What the task requires
Rewrite every line of the records below as a numbered list, leaving out blank lines and any pictures.

# Start of Source material

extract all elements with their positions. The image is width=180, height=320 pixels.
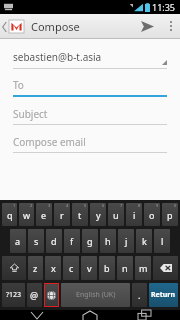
staticText: @ bbox=[30, 289, 39, 301]
staticText: English (UK) bbox=[76, 290, 116, 300]
button[interactable]: Shift bbox=[2, 256, 26, 280]
button[interactable]: Navigate up bbox=[0, 20, 26, 33]
staticText: Compose email bbox=[13, 135, 86, 149]
button[interactable]: 4 bbox=[54, 203, 70, 226]
staticText: 11:35 bbox=[152, 1, 176, 13]
button[interactable]: Return bbox=[149, 283, 178, 307]
button[interactable]: m bbox=[135, 256, 151, 280]
staticText: 5 bbox=[84, 203, 87, 208]
staticText: sebastien@b-t.asia bbox=[13, 50, 102, 64]
staticText: 6 bbox=[102, 203, 105, 208]
button[interactable]: b bbox=[99, 256, 115, 280]
staticText: a bbox=[15, 235, 21, 247]
staticText: 1 bbox=[13, 203, 16, 208]
staticText: e bbox=[41, 209, 47, 221]
staticText: c bbox=[69, 262, 74, 274]
staticText: 8 bbox=[138, 203, 141, 208]
button[interactable]: g bbox=[82, 229, 98, 253]
button[interactable]: sebastien@b-t.asia bbox=[13, 46, 167, 68]
staticText: f bbox=[70, 235, 74, 247]
staticText: n bbox=[122, 262, 128, 274]
button[interactable]: Send bbox=[132, 14, 162, 38]
button[interactable]: n bbox=[117, 256, 133, 280]
button[interactable]: Home bbox=[73, 310, 107, 320]
staticText: v bbox=[87, 262, 92, 274]
staticText: Return bbox=[151, 290, 176, 300]
button[interactable]: 0 bbox=[162, 203, 178, 226]
button[interactable]: ?123 bbox=[2, 283, 25, 307]
button[interactable]: 7 bbox=[108, 203, 124, 226]
staticText: ?123 bbox=[6, 290, 22, 300]
staticText: m bbox=[139, 262, 148, 274]
button[interactable]: Subject bbox=[13, 104, 167, 124]
button[interactable]: English (UK) bbox=[61, 283, 130, 307]
staticText: l bbox=[161, 235, 164, 247]
staticText: t bbox=[78, 209, 82, 221]
button[interactable]: Hide keyboard bbox=[20, 310, 54, 320]
staticText: z bbox=[33, 262, 38, 274]
button[interactable]: Delete bbox=[153, 256, 178, 280]
button[interactable]: s bbox=[28, 229, 44, 253]
button[interactable]: z bbox=[28, 256, 43, 280]
button[interactable]: l bbox=[154, 229, 170, 253]
staticText: 9 bbox=[156, 203, 159, 208]
button[interactable]: Recent apps bbox=[127, 310, 161, 320]
staticText: 2 bbox=[30, 203, 33, 208]
staticText: 7 bbox=[120, 203, 123, 208]
button[interactable]: @ bbox=[27, 283, 42, 307]
staticText: d bbox=[51, 235, 57, 247]
staticText: j bbox=[125, 235, 128, 247]
staticText: 4 bbox=[66, 203, 69, 208]
staticText: y bbox=[96, 209, 101, 221]
button[interactable]: v bbox=[81, 256, 97, 280]
staticText: i bbox=[133, 209, 136, 221]
button[interactable]: 2 bbox=[19, 203, 34, 226]
button[interactable]: j bbox=[118, 229, 134, 253]
staticText: p bbox=[167, 209, 173, 221]
staticText: 0 bbox=[174, 203, 177, 208]
button[interactable]: To bbox=[13, 75, 167, 95]
staticText: x bbox=[51, 262, 56, 274]
staticText: b bbox=[104, 262, 110, 274]
staticText: To bbox=[13, 78, 24, 92]
staticText: . bbox=[138, 289, 141, 301]
button[interactable]: c bbox=[63, 256, 79, 280]
staticText: k bbox=[142, 235, 147, 247]
button[interactable]: Change input method bbox=[45, 284, 58, 306]
staticText: h bbox=[105, 235, 111, 247]
button[interactable]: k bbox=[136, 229, 152, 253]
button[interactable]: f bbox=[64, 229, 80, 253]
staticText: g bbox=[87, 235, 93, 247]
button[interactable]: 8 bbox=[126, 203, 142, 226]
button[interactable]: h bbox=[100, 229, 116, 253]
staticText: w bbox=[23, 209, 31, 221]
button[interactable]: 5 bbox=[72, 203, 88, 226]
button[interactable]: . bbox=[132, 283, 147, 307]
staticText: q bbox=[7, 209, 13, 221]
button[interactable]: 9 bbox=[144, 203, 160, 226]
staticText: s bbox=[34, 235, 39, 247]
staticText: r bbox=[60, 209, 64, 221]
staticText: Subject bbox=[13, 107, 48, 121]
button[interactable]: 1 bbox=[2, 203, 17, 226]
staticText: Compose bbox=[31, 19, 80, 34]
button[interactable]: Compose email bbox=[13, 132, 167, 152]
button[interactable]: 3 bbox=[36, 203, 52, 226]
staticText: u bbox=[113, 209, 119, 221]
button[interactable]: x bbox=[45, 256, 61, 280]
button[interactable]: More options bbox=[162, 14, 180, 38]
staticText: o bbox=[149, 209, 155, 221]
button[interactable]: a bbox=[10, 229, 26, 253]
button[interactable]: 6 bbox=[90, 203, 106, 226]
button[interactable]: d bbox=[46, 229, 62, 253]
staticText: 3 bbox=[48, 203, 51, 208]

# End of Source material

Written solution
1. extract all elements with their positions. The image is width=180, height=320 pixels.
2. staticText: @ bbox=[30, 289, 39, 301]
3. staticText: English (UK) bbox=[76, 290, 116, 300]
4. button[interactable]: Shift bbox=[2, 256, 26, 280]
5. button[interactable]: Navigate up bbox=[0, 20, 26, 33]
6. staticText: Compose email bbox=[13, 135, 86, 149]
7. button[interactable]: 4 bbox=[54, 203, 70, 226]
8. staticText: 11:35 bbox=[152, 1, 176, 13]
9. button[interactable]: Return bbox=[149, 283, 178, 307]
10. button[interactable]: m bbox=[135, 256, 151, 280]
11. staticText: 5 bbox=[84, 203, 87, 208]
12. staticText: sebastien@b-t.asia bbox=[13, 50, 102, 64]
13. staticText: 6 bbox=[102, 203, 105, 208]
14. button[interactable]: b bbox=[99, 256, 115, 280]
15. staticText: a bbox=[15, 235, 21, 247]
16. staticText: 1 bbox=[13, 203, 16, 208]
17. staticText: e bbox=[41, 209, 47, 221]
18. staticText: c bbox=[69, 262, 74, 274]
19. staticText: 8 bbox=[138, 203, 141, 208]
20. button[interactable]: g bbox=[82, 229, 98, 253]
21. button[interactable]: sebastien@b-t.asia bbox=[13, 46, 167, 68]
22. staticText: f bbox=[70, 235, 74, 247]
23. staticText: n bbox=[122, 262, 128, 274]
24. button[interactable]: Send bbox=[132, 14, 162, 38]
25. button[interactable]: n bbox=[117, 256, 133, 280]
26. button[interactable]: Home bbox=[73, 310, 107, 320]
27. staticText: v bbox=[87, 262, 92, 274]
28. staticText: Return bbox=[151, 290, 176, 300]
29. button[interactable]: 0 bbox=[162, 203, 178, 226]
30. button[interactable]: ?123 bbox=[2, 283, 25, 307]
31. button[interactable]: 7 bbox=[108, 203, 124, 226]
32. staticText: ?123 bbox=[6, 290, 22, 300]
33. staticText: m bbox=[139, 262, 148, 274]
34. button[interactable]: Subject bbox=[13, 104, 167, 124]
35. button[interactable]: English (UK) bbox=[61, 283, 130, 307]
36. staticText: l bbox=[161, 235, 164, 247]
37. staticText: t bbox=[78, 209, 82, 221]
38. button[interactable]: Hide keyboard bbox=[20, 310, 54, 320]
39. staticText: z bbox=[33, 262, 38, 274]
40. button[interactable]: Delete bbox=[153, 256, 178, 280]
41. button[interactable]: s bbox=[28, 229, 44, 253]
42. button[interactable]: z bbox=[28, 256, 43, 280]
43. button[interactable]: l bbox=[154, 229, 170, 253]
44. staticText: 9 bbox=[156, 203, 159, 208]
45. button[interactable]: Recent apps bbox=[127, 310, 161, 320]
46. staticText: 2 bbox=[30, 203, 33, 208]
47. staticText: 7 bbox=[120, 203, 123, 208]
48. button[interactable]: @ bbox=[27, 283, 42, 307]
49. staticText: d bbox=[51, 235, 57, 247]
50. staticText: j bbox=[125, 235, 128, 247]
51. staticText: 4 bbox=[66, 203, 69, 208]
52. staticText: y bbox=[96, 209, 101, 221]
53. button[interactable]: v bbox=[81, 256, 97, 280]
54. staticText: i bbox=[133, 209, 136, 221]
55. button[interactable]: 2 bbox=[19, 203, 34, 226]
56. button[interactable]: j bbox=[118, 229, 134, 253]
57. staticText: p bbox=[167, 209, 173, 221]
58. staticText: 0 bbox=[174, 203, 177, 208]
59. button[interactable]: To bbox=[13, 75, 167, 95]
60. staticText: x bbox=[51, 262, 56, 274]
61. staticText: b bbox=[104, 262, 110, 274]
62. staticText: To bbox=[13, 78, 24, 92]
63. staticText: . bbox=[138, 289, 141, 301]
64. button[interactable]: c bbox=[63, 256, 79, 280]
65. staticText: k bbox=[142, 235, 147, 247]
66. button[interactable]: Change input method bbox=[45, 284, 58, 306]
67. staticText: h bbox=[105, 235, 111, 247]
68. button[interactable]: k bbox=[136, 229, 152, 253]
69. button[interactable]: f bbox=[64, 229, 80, 253]
70. staticText: g bbox=[87, 235, 93, 247]
71. button[interactable]: 8 bbox=[126, 203, 142, 226]
72. button[interactable]: h bbox=[100, 229, 116, 253]
73. staticText: w bbox=[23, 209, 31, 221]
74. button[interactable]: 5 bbox=[72, 203, 88, 226]
75. button[interactable]: . bbox=[132, 283, 147, 307]
76. staticText: q bbox=[7, 209, 13, 221]
77. button[interactable]: 9 bbox=[144, 203, 160, 226]
78. staticText: s bbox=[34, 235, 39, 247]
79. staticText: r bbox=[60, 209, 64, 221]
80. staticText: Subject bbox=[13, 107, 48, 121]
81. button[interactable]: 1 bbox=[2, 203, 17, 226]
82. staticText: Compose bbox=[31, 19, 80, 34]
83. button[interactable]: Compose email bbox=[13, 132, 167, 152]
84. button[interactable]: 3 bbox=[36, 203, 52, 226]
85. staticText: u bbox=[113, 209, 119, 221]
86. button[interactable]: x bbox=[45, 256, 61, 280]
87. button[interactable]: More options bbox=[162, 14, 180, 38]
88. staticText: o bbox=[149, 209, 155, 221]
89. button[interactable]: a bbox=[10, 229, 26, 253]
90. button[interactable]: 6 bbox=[90, 203, 106, 226]
91. button[interactable]: d bbox=[46, 229, 62, 253]
92. staticText: 3 bbox=[48, 203, 51, 208]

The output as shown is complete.